◆ **Aim of the task**:
Exactly repeat all the records below, omitting the images they hold.

Entries taken from a collection
┄┄┄┄┄┄┄┄┄┄┄┄┄┄┄┄┄┄┄┄
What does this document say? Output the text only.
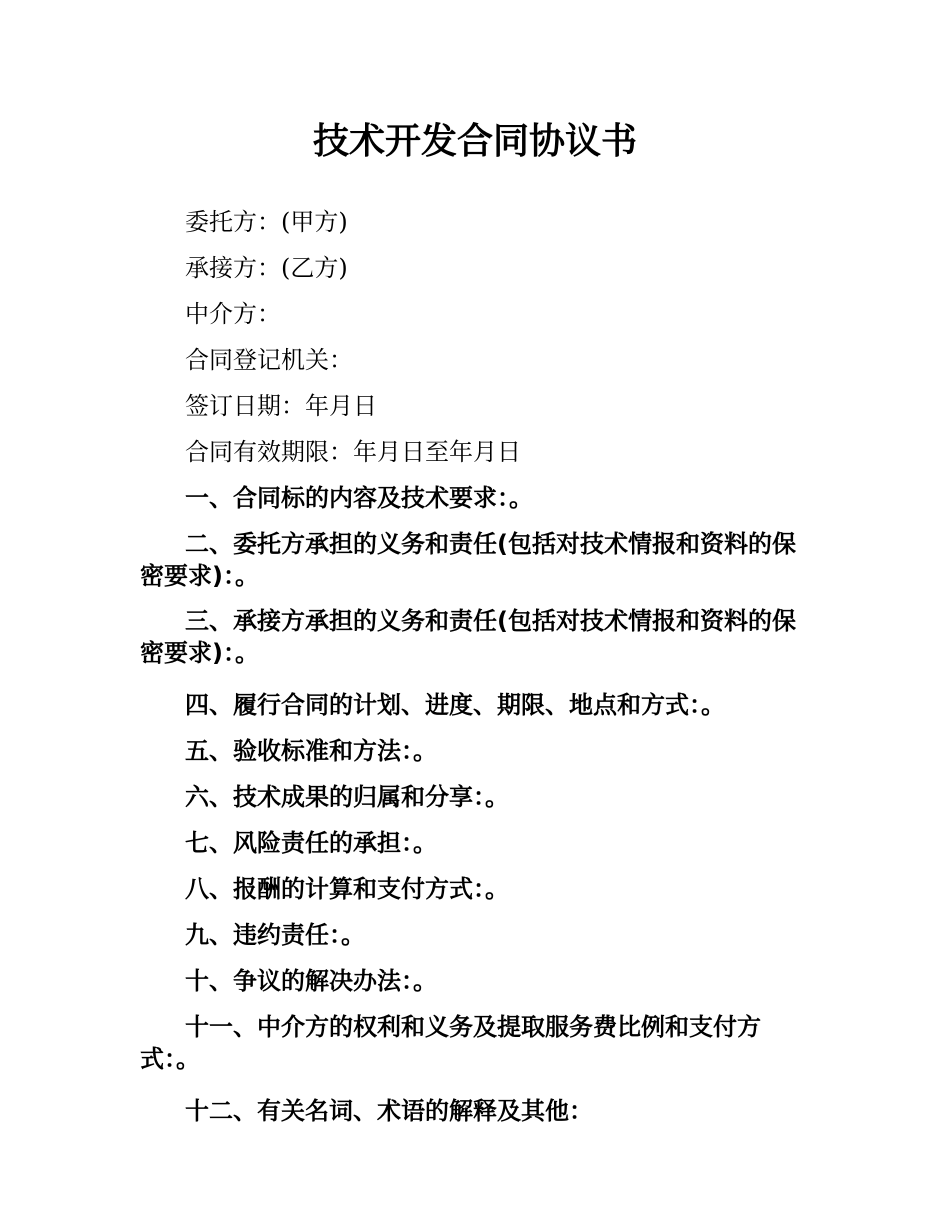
技术开发合同协议书

委托方：(甲方)

承接方：(乙方)

中介方：

合同登记机关：

签订日期：年月日

合同有效期限：年月日至年月日

一、合同标的内容及技术要求：。

二、委托方承担的义务和责任(包括对技术情报和资料的保密要求)：。

三、承接方承担的义务和责任(包括对技术情报和资料的保密要求)：。

四、履行合同的计划、进度、期限、地点和方式：。

五、验收标准和方法：。

六、技术成果的归属和分享：。

七、风险责任的承担：。

八、报酬的计算和支付方式：。

九、违约责任：。

十、争议的解决办法：。

十一、中介方的权利和义务及提取服务费比例和支付方式：。

十二、有关名词、术语的解释及其他：
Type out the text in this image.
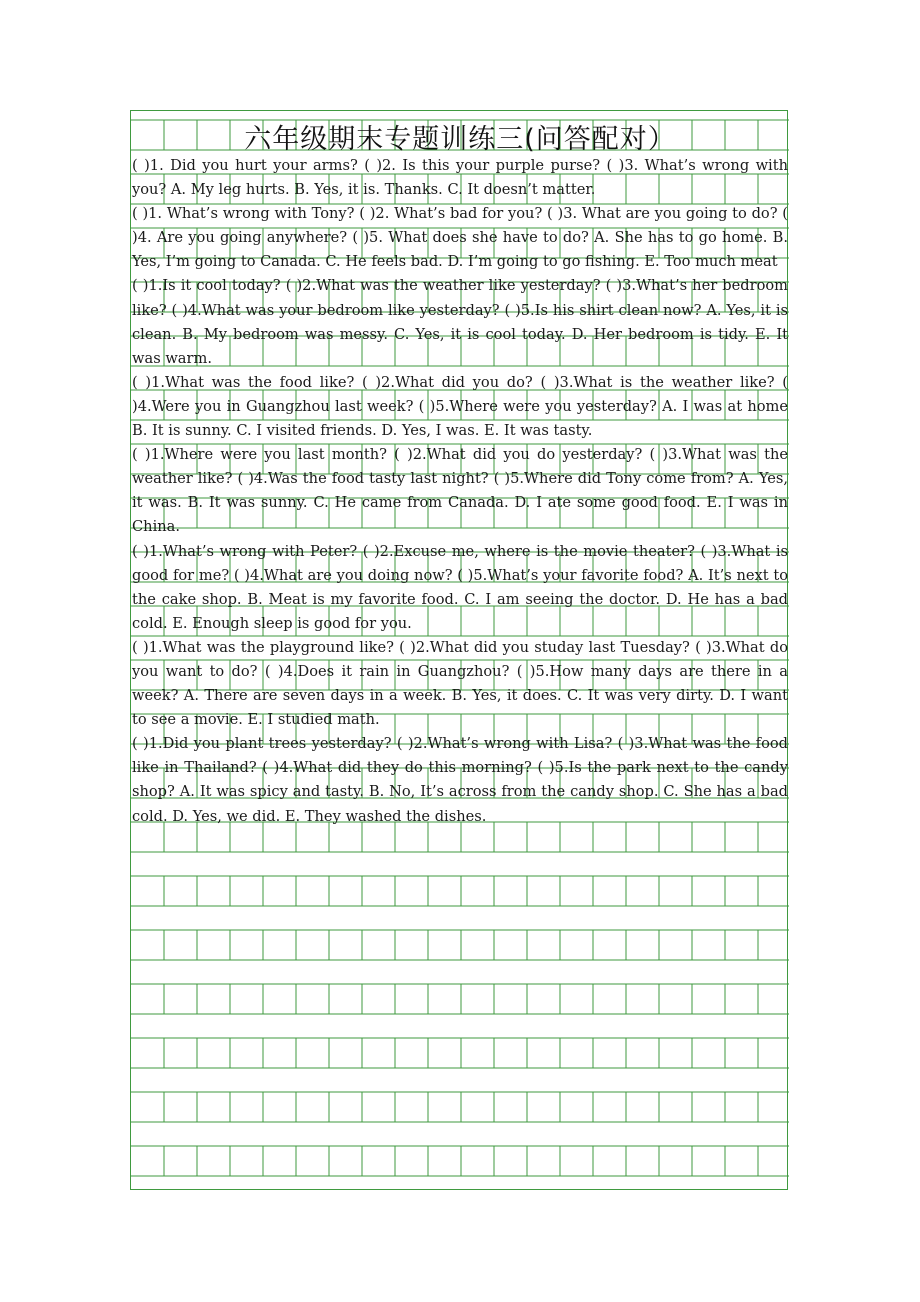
六年级期末专题训练三(问答配对）

( )1. Did you hurt your arms? ( )2. Is this your purple purse? ( )3. What’s wrong with you? A. My leg hurts. B. Yes, it is. Thanks. C. It doesn’t matter.

( )1. What’s wrong with Tony? ( )2. What’s bad for you? ( )3. What are you going to do? ( )4. Are you going anywhere? ( )5. What does she have to do? A. She has to go home. B. Yes, I’m going to Canada. C. He feels bad. D. I’m going to go fishing. E. Too much meat

( )1.Is it cool today? ( )2.What was the weather like yesterday? ( )3.What’s her bedroom like? ( )4.What was your bedroom like yesterday? ( )5.Is his shirt clean now? A. Yes, it is clean. B. My bedroom was messy. C. Yes, it is cool today. D. Her bedroom is tidy. E. It was warm.

( )1.What was the food like? ( )2.What did you do? ( )3.What is the weather like? ( )4.Were you in Guangzhou last week? ( )5.Where were you yesterday? A. I was at home B. It is sunny. C. I visited friends. D. Yes, I was. E. It was tasty.

( )1.Where were you last month? ( )2.What did you do yesterday? ( )3.What was the weather like? ( )4.Was the food tasty last night? ( )5.Where did Tony come from? A. Yes, it was. B. It was sunny. C. He came from Canada. D. I ate some good food. E. I was in China.

( )1.What’s wrong with Peter? ( )2.Excuse me, where is the movie theater? ( )3.What is good for me? ( )4.What are you doing now? ( )5.What’s your favorite food? A. It’s next to the cake shop. B. Meat is my favorite food. C. I am seeing the doctor. D. He has a bad cold. E. Enough sleep is good for you.

( )1.What was the playground like? ( )2.What did you studay last Tuesday? ( )3.What do you want to do? ( )4.Does it rain in Guangzhou? ( )5.How many days are there in a week? A. There are seven days in a week. B. Yes, it does. C. It was very dirty. D. I want to see a movie. E. I studied math.

( )1.Did you plant trees yesterday? ( )2.What’s wrong with Lisa? ( )3.What was the food like in Thailand? ( )4.What did they do this morning? ( )5.Is the park next to the candy shop? A. It was spicy and tasty. B. No, It’s across from the candy shop. C. She has a bad cold. D. Yes, we did. E. They washed the dishes.
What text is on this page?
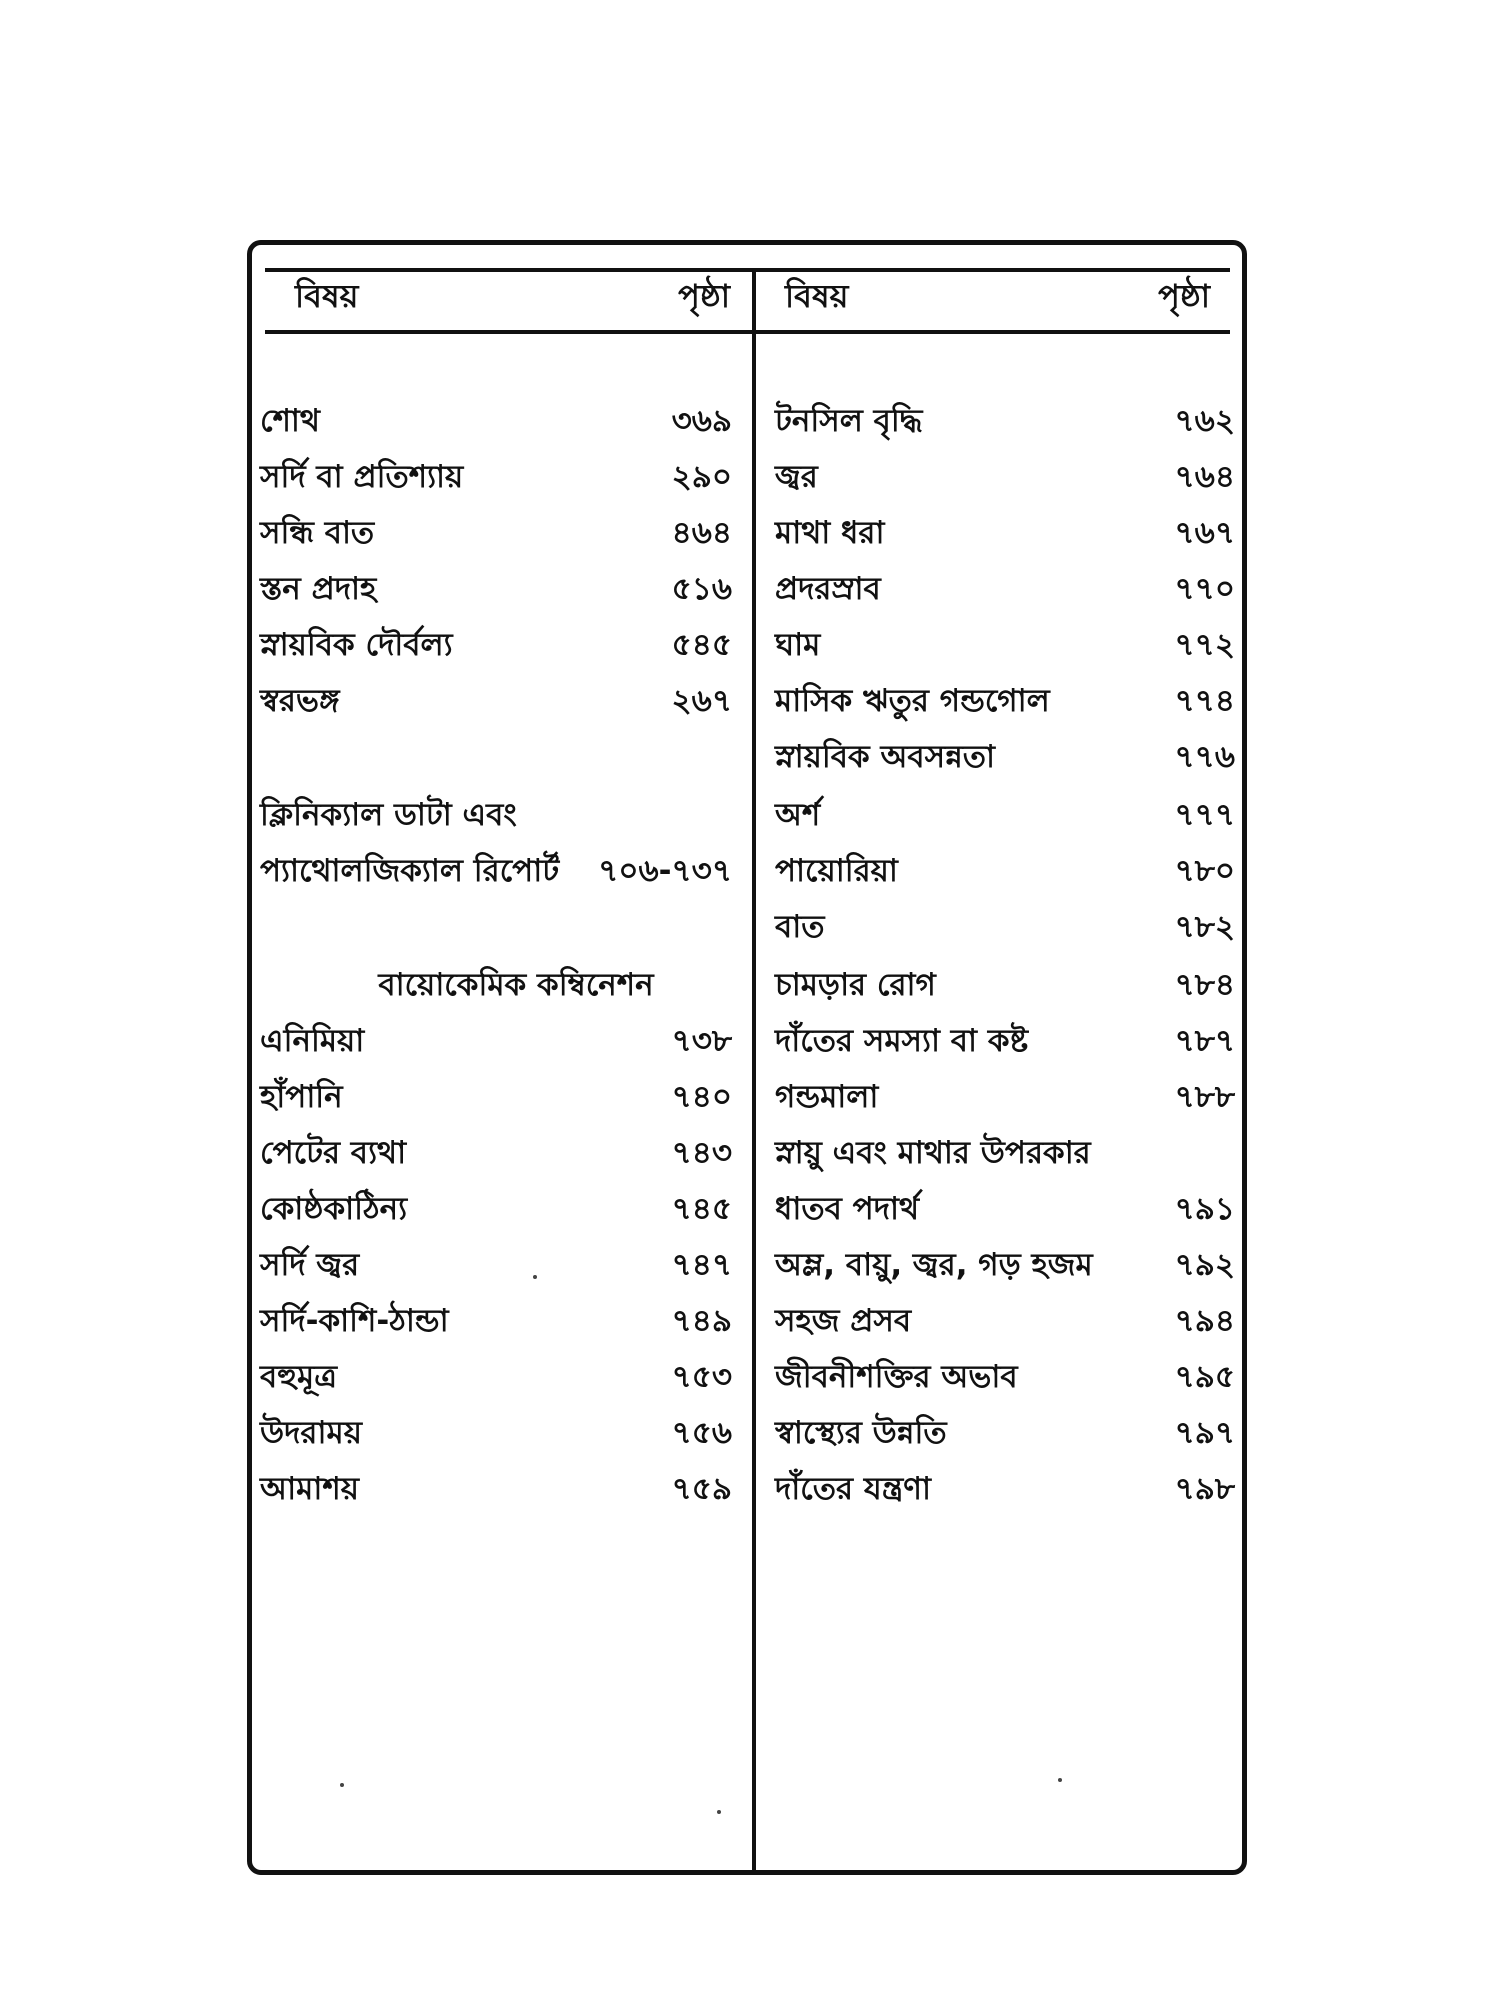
বিষয়	পৃষ্ঠা বিষয়	পৃষ্ঠা
শোথ	৩৬৯
সর্দি বা প্রতিশ্যায়	২৯০
সন্ধি বাত	৪৬৪
স্তন প্রদাহ	৫১৬
স্নায়বিক দৌর্বল্য	৫৪৫
স্বরভঙ্গ	২৬৭
ক্লিনিক্যাল ডাটা এবং
প্যাথোলজিক্যাল রিপোর্ট ৭০৬-৭৩৭
বায়োকেমিক কম্বিনেশন
এনিমিয়া	৭৩৮
হাঁপানি	৭৪০
পেটের ব্যথা	৭৪৩
কোষ্ঠকাঠিন্য	৭৪৫
সর্দি জ্বর	৭৪৭
সর্দি-কাশি-ঠান্ডা	৭৪৯
বহুমূত্র	৭৫৩
উদরাময়	৭৫৬
আমাশয়	৭৫৯
টনসিল বৃদ্ধি	৭৬২
জ্বর	৭৬৪
মাথা ধরা	৭৬৭
প্রদরস্রাব	৭৭০
ঘাম	৭৭২
মাসিক ঋতুর গন্ডগোল	৭৭৪
স্নায়বিক অবসন্নতা	৭৭৬
অর্শ	৭৭৭
পায়োরিয়া	৭৮০
বাত	৭৮২
চামড়ার রোগ	৭৮৪
দাঁতের সমস্যা বা কষ্ট	৭৮৭
গন্ডমালা	৭৮৮
স্নায়ু এবং মাথার উপরকার
ধাতব পদার্থ	৭৯১
অম্ল, বায়ু, জ্বর, গড় হজম	৭৯২
সহজ প্রসব	৭৯৪
জীবনীশক্তির অভাব	৭৯৫
স্বাস্থ্যের উন্নতি	৭৯৭
দাঁতের যন্ত্রণা	৭৯৮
┄┄┄┄┄┄┄┄┄┄┄┄┄┄┄┄┄┄┄┄
◆ **Answer for this exercise**:
What does this document say? Output the text only.
技术开发合同协议书

委托方：(甲方)

承接方：(乙方)

中介方：

合同登记机关：

签订日期：年月日

合同有效期限：年月日至年月日

一、合同标的内容及技术要求：。

二、委托方承担的义务和责任(包括对技术情报和资料的保密要求)：。

三、承接方承担的义务和责任(包括对技术情报和资料的保密要求)：。

四、履行合同的计划、进度、期限、地点和方式：。

五、验收标准和方法：。

六、技术成果的归属和分享：。

七、风险责任的承担：。

八、报酬的计算和支付方式：。

九、违约责任：。

十、争议的解决办法：。

十一、中介方的权利和义务及提取服务费比例和支付方式：。

十二、有关名词、术语的解释及其他：
Type out the text in this image.
六年级期末专题训练三(问答配对）

( )1. Did you hurt your arms? ( )2. Is this your purple purse? ( )3. What’s wrong with you? A. My leg hurts. B. Yes, it is. Thanks. C. It doesn’t matter.

( )1. What’s wrong with Tony? ( )2. What’s bad for you? ( )3. What are you going to do? ( )4. Are you going anywhere? ( )5. What does she have to do? A. She has to go home. B. Yes, I’m going to Canada. C. He feels bad. D. I’m going to go fishing. E. Too much meat

( )1.Is it cool today? ( )2.What was the weather like yesterday? ( )3.What’s her bedroom like? ( )4.What was your bedroom like yesterday? ( )5.Is his shirt clean now? A. Yes, it is clean. B. My bedroom was messy. C. Yes, it is cool today. D. Her bedroom is tidy. E. It was warm.

( )1.What was the food like? ( )2.What did you do? ( )3.What is the weather like? ( )4.Were you in Guangzhou last week? ( )5.Where were you yesterday? A. I was at home B. It is sunny. C. I visited friends. D. Yes, I was. E. It was tasty.

( )1.Where were you last month? ( )2.What did you do yesterday? ( )3.What was the weather like? ( )4.Was the food tasty last night? ( )5.Where did Tony come from? A. Yes, it was. B. It was sunny. C. He came from Canada. D. I ate some good food. E. I was in China.

( )1.What’s wrong with Peter? ( )2.Excuse me, where is the movie theater? ( )3.What is good for me? ( )4.What are you doing now? ( )5.What’s your favorite food? A. It’s next to the cake shop. B. Meat is my favorite food. C. I am seeing the doctor. D. He has a bad cold. E. Enough sleep is good for you.

( )1.What was the playground like? ( )2.What did you studay last Tuesday? ( )3.What do you want to do? ( )4.Does it rain in Guangzhou? ( )5.How many days are there in a week? A. There are seven days in a week. B. Yes, it does. C. It was very dirty. D. I want to see a movie. E. I studied math.

( )1.Did you plant trees yesterday? ( )2.What’s wrong with Lisa? ( )3.What was the food like in Thailand? ( )4.What did they do this morning? ( )5.Is the park next to the candy shop? A. It was spicy and tasty. B. No, It’s across from the candy shop. C. She has a bad cold. D. Yes, we did. E. They washed the dishes.
What text is on this page?
বিষয়	পৃষ্ঠা বিষয়	পৃষ্ঠা
শোথ	৩৬৯
সর্দি বা প্রতিশ্যায়	২৯০
সন্ধি বাত	৪৬৪
স্তন প্রদাহ	৫১৬
স্নায়বিক দৌর্বল্য	৫৪৫
স্বরভঙ্গ	২৬৭
ক্লিনিক্যাল ডাটা এবং
প্যাথোলজিক্যাল রিপোর্ট ৭০৬-৭৩৭
বায়োকেমিক কম্বিনেশন
এনিমিয়া	৭৩৮
হাঁপানি	৭৪০
পেটের ব্যথা	৭৪৩
কোষ্ঠকাঠিন্য	৭৪৫
সর্দি জ্বর	৭৪৭
সর্দি-কাশি-ঠান্ডা	৭৪৯
বহুমূত্র	৭৫৩
উদরাময়	৭৫৬
আমাশয়	৭৫৯
টনসিল বৃদ্ধি	৭৬২
জ্বর	৭৬৪
মাথা ধরা	৭৬৭
প্রদরস্রাব	৭৭০
ঘাম	৭৭২
মাসিক ঋতুর গন্ডগোল	৭৭৪
স্নায়বিক অবসন্নতা	৭৭৬
অর্শ	৭৭৭
পায়োরিয়া	৭৮০
বাত	৭৮২
চামড়ার রোগ	৭৮৪
দাঁতের সমস্যা বা কষ্ট	৭৮৭
গন্ডমালা	৭৮৮
স্নায়ু এবং মাথার উপরকার
ধাতব পদার্থ	৭৯১
অম্ল, বায়ু, জ্বর, গড় হজম	৭৯২
সহজ প্রসব	৭৯৪
জীবনীশক্তির অভাব	৭৯৫
স্বাস্থ্যের উন্নতি	৭৯৭
দাঁতের যন্ত্রণা	৭৯৮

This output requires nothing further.